Task goal: From the material below, list every line containing "service".

(Saved data entries)
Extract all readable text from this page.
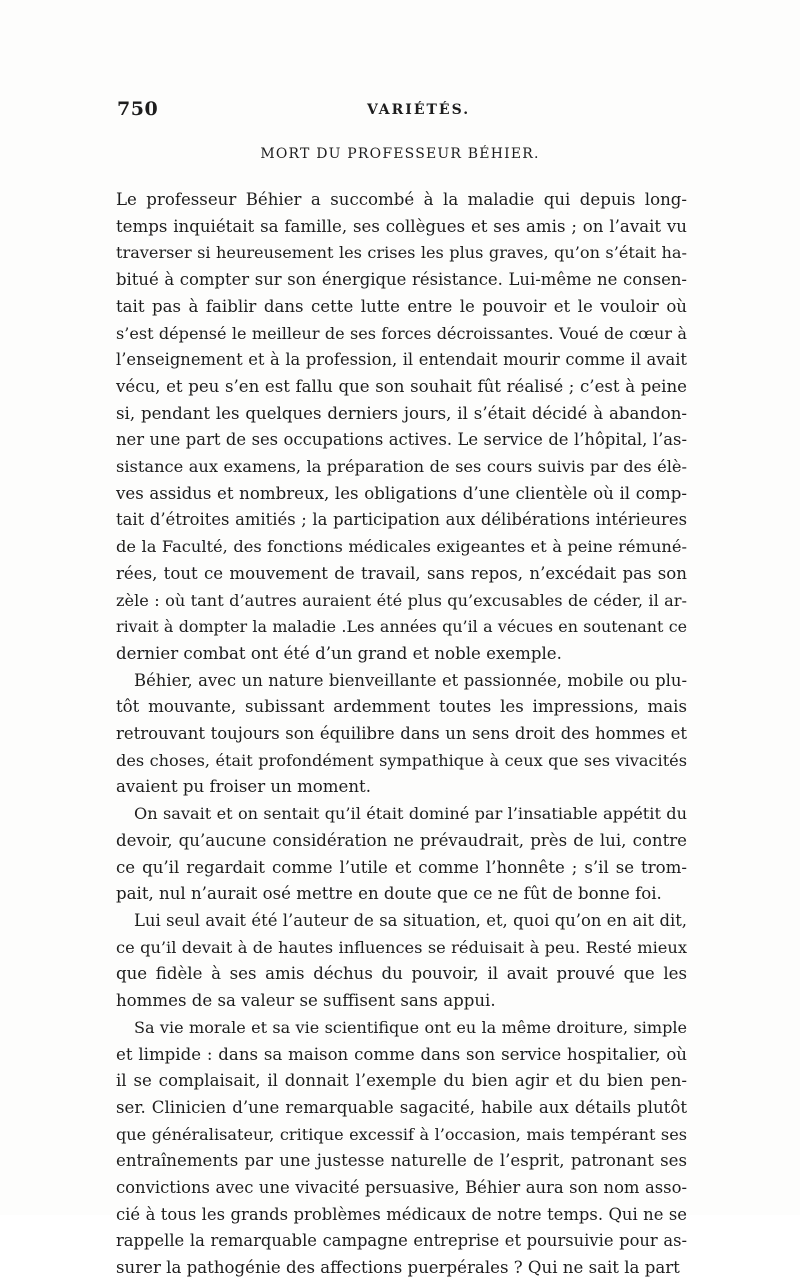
750	VARIÉTÉS.
MORT DU PROFESSEUR BÉHIER.

Le professeur Béhier a succombé à la maladie qui depuis long-
temps inquiétait sa famille, ses collègues et ses amis ; on l’avait vu
traverser si heureusement les crises les plus graves, qu’on s’était ha-
bitué à compter sur son énergique résistance. Lui-même ne consen-
tait pas à faiblir dans cette lutte entre le pouvoir et le vouloir où
s’est dépensé le meilleur de ses forces décroissantes. Voué de cœur à
l’enseignement et à la profession, il entendait mourir comme il avait
vécu, et peu s’en est fallu que son souhait fût réalisé ; c’est à peine
si, pendant les quelques derniers jours, il s’était décidé à abandon-
ner une part de ses occupations actives. Le service de l’hôpital, l’as-
sistance aux examens, la préparation de ses cours suivis par des élè-
ves assidus et nombreux, les obligations d’une clientèle où il comp-
tait d’étroites amitiés ; la participation aux délibérations intérieures
de la Faculté, des fonctions médicales exigeantes et à peine rémuné-
rées, tout ce mouvement de travail, sans repos, n’excédait pas son
zèle : où tant d’autres auraient été plus qu’excusables de céder, il ar-
rivait à dompter la maladie .Les années qu’il a vécues en soutenant ce
dernier combat ont été d’un grand et noble exemple.

Béhier, avec un nature bienveillante et passionnée, mobile ou plu-
tôt mouvante, subissant ardemment toutes les impressions, mais
retrouvant toujours son équilibre dans un sens droit des hommes et
des choses, était profondément sympathique à ceux que ses vivacités
avaient pu froiser un moment.

On savait et on sentait qu’il était dominé par l’insatiable appétit du
devoir, qu’aucune considération ne prévaudrait, près de lui, contre
ce qu’il regardait comme l’utile et comme l’honnête ; s’il se trom-
pait, nul n’aurait osé mettre en doute que ce ne fût de bonne foi.

Lui seul avait été l’auteur de sa situation, et, quoi qu’on en ait dit,
ce qu’il devait à de hautes influences se réduisait à peu. Resté mieux
que fidèle à ses amis déchus du pouvoir, il avait prouvé que les
hommes de sa valeur se suffisent sans appui.

Sa vie morale et sa vie scientifique ont eu la même droiture, simple
et limpide : dans sa maison comme dans son service hospitalier, où
il se complaisait, il donnait l’exemple du bien agir et du bien pen-
ser. Clinicien d’une remarquable sagacité, habile aux détails plutôt
que généralisateur, critique excessif à l’occasion, mais tempérant ses
entraînements par une justesse naturelle de l’esprit, patronant ses
convictions avec une vivacité persuasive, Béhier aura son nom asso-
cié à tous les grands problèmes médicaux de notre temps. Qui ne se
rappelle la remarquable campagne entreprise et poursuivie pour as-
surer la pathogénie des affections puerpérales ? Qui ne sait la part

Exercise answer:
ner une part de ses occupations actives. Le service de l’hôpital, l’as-
et limpide : dans sa maison comme dans son service hospitalier, où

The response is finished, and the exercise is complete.